>> BEGIN DOCUMENT SECTION
The High North is no longer an untouched wilderness. It is a contested arena where sabotage, disinformation, and resilience matter as much as conventional military power. Understanding these irregular dynamics is essential to grasping the future of Arctic security.

Updated March 2026

Since this article was published, the Arctic has moved from a contested periphery to a central flashpoint in great-power competition. Multiple developments have validated and accelerated the dynamics described below.

Greenland Crisis (2025–2026). The Trump administration sought to annex Greenland, threatening tariffs against Denmark and refusing to rule out military force. Denmark launched Operation Arctic Endurance in January 2026, deploying troops from 14 European nations to the island — the largest allied military presence in Greenland’s history. The crisis eased after Trump withdrew threats at the Davos World Economic Forum on January 21, 2026, but the episode exposed how quickly Arctic sovereignty disputes can fracture alliance cohesion. CFR overview →

NATO Arctic Sentry (February 2026). NATO launched Arctic Sentry, a multi-domain enhanced vigilance activity led by Joint Force Command Norfolk, to strengthen deterrence in the High North. Exercise Cold Response 26 (March 9–19, 2026) followed with 32,500 participants from 14 allied countries conducting land, air, and naval operations across Norway and Finland — the first major NATO exercise under the Arctic Sentry framework. NATO Arctic security →

Baltic–Arctic Undersea Cable Escalation. The wave of suspected cable sabotage has intensified. In November 2024, the BCS East-West Interlink and C-Lion1 cables were severed — the Chinese vessel Yi Peng 3 was investigated. In December 2024, the Estlink 2 power cable between Finland and Estonia was damaged by the suspected Russian shadow fleet tanker Eagle S. On December 31, 2025, a Helsinki–Tallinn cable was cut and Finnish police seized the vessel Fitburg. NATO’s Baltic Sentry operation launched January 2025 in direct response. Finland’s intelligence agency Supo offered a nuanced March 2026 assessment noting that cable damage, while increasing, is not automatically state-directed sabotage. TRH: Undersea Sabotage →

US Arctic Military Buildup. The U.S. Army published ATP 3-90.96 in February 2025, its first dedicated Arctic operations doctrine in years. The 11th Airborne Division — the Army’s only Arctic-capable division — has accelerated cold-weather training at Eielson Air Force Base, Alaska. NATO opened the Combined Air Operations Centre (CAOC) in Bodø, Norway in October 2025, and is establishing Forward Land Forces in Finland (Sweden-led).

Arctic Drone Gap. A February 2026 CEPA report and Defense News analysis warned that NATO faces a structural shortfall in Arctic-capable uncrewed systems. Russia is integrating drones for ISR, coastal defense cueing, and one-way attack operations in the Arctic faster than the alliance. CEPA report →

Russia’s Hybrid Strategy in the High North

The Northern Fleet as a Strategic Anchor

Russia holds the largest and most capable military presence in the Arctic. The Northern Fleet, headquartered on the Kola Peninsula near Murmansk, is the centerpiece. It fields ballistic missile submarines, nuclear-powered icebreakers, and Arctic-trained brigades. For Moscow, the High North is both a shield for its nuclear deterrent and a lever of global influence.
>> END DOCUMENT SECTION
* **PROBLEMS TO WORK ON**
a) In the Arctic security text, condense the paragraph that opens "NATO Arctic Sentry (February 2026)" into a short bulleted list that keeps its main facts.
b) According to the Arctic security text, what vessel did Finnish police seize after the Helsinki–Tallinn cable was cut on December 31, 2025?
c) Reproduce word for word everything in the Arctic security text from "The High North is no" down to "dynamics described below.".
The data plays no part in anything asked here.
>> BEGIN DATA SHOWN
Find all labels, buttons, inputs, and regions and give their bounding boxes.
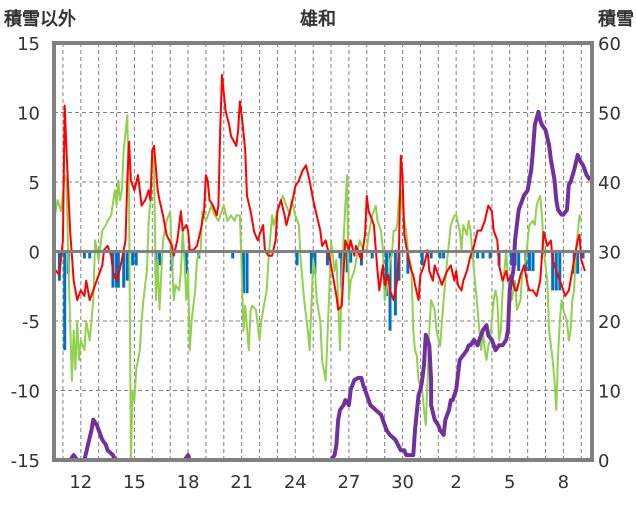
>> END DATA SHOWN
* **REPLIES**
a)
- February 2026: NATO launched Arctic Sentry, a multi-domain enhanced vigilance activity led by Joint Force Command Norfolk, to strengthen deterrence in the High North.
- March 9–19, 2026: Exercise Cold Response 26 followed, the first major NATO exercise under the Arctic Sentry framework.
- 32,500 participants from 14 allied countries conducted land, air, and naval operations across Norway and Finland.

b) The Fitburg.

c)
The High North is no longer an untouched wilderness. It is a contested arena where sabotage, disinformation, and resilience matter as much as conventional military power. Understanding these irregular dynamics is essential to grasping the future of Arctic security.

Updated March 2026

Since this article was published, the Arctic has moved from a contested periphery to a central flashpoint in great-power competition. Multiple developments have validated and accelerated the dynamics described below.